The problem →
Only the number is wanted: how many lines hold the word "select"?

Begin Records

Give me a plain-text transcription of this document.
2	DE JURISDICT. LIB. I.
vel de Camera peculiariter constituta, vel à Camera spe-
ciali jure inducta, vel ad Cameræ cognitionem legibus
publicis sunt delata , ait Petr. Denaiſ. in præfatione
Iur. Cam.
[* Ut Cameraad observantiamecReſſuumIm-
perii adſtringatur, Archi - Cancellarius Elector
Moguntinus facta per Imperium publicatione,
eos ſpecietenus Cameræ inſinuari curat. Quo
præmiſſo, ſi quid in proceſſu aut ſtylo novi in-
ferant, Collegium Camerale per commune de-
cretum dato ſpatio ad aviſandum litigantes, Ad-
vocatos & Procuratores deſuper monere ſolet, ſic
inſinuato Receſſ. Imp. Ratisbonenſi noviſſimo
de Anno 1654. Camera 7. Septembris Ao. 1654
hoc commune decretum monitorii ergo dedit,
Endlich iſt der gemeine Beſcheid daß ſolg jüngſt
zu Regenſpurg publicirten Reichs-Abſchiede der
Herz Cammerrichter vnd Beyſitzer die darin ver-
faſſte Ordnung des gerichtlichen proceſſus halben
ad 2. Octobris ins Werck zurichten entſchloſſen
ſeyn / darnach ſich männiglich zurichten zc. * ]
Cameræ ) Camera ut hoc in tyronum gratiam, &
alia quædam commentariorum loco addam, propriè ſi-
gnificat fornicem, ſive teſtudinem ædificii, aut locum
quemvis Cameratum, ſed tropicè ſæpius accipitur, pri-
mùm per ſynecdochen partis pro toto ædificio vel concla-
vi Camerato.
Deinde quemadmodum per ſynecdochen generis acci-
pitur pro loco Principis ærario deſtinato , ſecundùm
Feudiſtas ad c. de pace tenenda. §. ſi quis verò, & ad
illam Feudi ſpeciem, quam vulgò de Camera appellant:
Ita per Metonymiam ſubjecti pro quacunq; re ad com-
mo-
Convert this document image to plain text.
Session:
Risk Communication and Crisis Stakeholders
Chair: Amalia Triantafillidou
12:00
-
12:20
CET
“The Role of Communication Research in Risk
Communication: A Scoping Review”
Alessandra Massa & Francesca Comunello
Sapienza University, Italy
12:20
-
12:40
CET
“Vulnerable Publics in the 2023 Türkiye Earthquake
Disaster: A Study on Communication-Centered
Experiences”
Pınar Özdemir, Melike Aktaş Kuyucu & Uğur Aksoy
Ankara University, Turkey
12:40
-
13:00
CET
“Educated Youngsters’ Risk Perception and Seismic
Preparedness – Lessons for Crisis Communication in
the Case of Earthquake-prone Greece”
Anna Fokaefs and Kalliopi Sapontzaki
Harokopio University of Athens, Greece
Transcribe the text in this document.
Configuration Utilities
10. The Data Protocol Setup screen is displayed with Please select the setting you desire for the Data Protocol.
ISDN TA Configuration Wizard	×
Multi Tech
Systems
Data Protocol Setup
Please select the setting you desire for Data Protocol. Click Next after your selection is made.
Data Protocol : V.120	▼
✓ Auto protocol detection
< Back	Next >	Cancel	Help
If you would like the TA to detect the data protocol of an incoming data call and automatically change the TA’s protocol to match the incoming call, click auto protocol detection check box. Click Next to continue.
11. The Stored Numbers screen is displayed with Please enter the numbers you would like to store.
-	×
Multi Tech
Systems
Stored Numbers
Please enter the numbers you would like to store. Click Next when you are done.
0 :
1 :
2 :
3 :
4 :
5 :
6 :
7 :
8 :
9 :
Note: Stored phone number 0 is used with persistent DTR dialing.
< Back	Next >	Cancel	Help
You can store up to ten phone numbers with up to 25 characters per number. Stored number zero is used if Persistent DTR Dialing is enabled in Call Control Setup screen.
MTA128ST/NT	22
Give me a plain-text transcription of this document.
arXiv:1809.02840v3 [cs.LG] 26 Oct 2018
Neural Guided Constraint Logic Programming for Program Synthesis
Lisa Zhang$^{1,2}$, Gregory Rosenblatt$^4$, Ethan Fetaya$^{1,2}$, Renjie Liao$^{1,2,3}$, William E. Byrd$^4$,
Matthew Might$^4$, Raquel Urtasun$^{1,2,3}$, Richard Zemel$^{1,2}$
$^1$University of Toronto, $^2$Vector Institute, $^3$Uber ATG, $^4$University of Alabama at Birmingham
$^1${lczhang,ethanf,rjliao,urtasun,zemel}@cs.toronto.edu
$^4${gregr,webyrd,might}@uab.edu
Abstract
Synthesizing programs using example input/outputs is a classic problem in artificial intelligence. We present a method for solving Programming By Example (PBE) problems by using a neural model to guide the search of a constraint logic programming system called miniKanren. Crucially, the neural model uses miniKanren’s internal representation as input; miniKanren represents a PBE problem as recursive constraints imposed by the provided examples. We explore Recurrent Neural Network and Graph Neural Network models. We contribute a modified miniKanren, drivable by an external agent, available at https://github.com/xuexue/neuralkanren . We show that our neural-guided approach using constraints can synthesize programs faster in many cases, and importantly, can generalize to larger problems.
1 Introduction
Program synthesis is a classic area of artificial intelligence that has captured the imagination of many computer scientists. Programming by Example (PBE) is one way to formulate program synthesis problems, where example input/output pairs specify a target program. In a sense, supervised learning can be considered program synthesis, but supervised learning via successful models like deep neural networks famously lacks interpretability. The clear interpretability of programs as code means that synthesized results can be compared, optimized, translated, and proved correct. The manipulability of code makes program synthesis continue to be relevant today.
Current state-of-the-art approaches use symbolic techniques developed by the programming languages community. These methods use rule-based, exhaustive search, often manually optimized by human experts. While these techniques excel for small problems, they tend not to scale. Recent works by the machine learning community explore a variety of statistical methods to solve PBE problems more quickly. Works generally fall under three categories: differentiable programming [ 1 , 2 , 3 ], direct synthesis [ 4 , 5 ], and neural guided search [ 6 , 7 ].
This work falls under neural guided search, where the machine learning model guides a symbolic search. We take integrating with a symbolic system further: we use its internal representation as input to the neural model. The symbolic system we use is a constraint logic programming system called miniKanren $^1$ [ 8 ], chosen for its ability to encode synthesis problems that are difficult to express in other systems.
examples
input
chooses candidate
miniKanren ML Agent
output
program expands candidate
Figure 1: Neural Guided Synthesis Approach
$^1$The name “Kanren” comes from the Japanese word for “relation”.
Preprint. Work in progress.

End Records

The solution →
2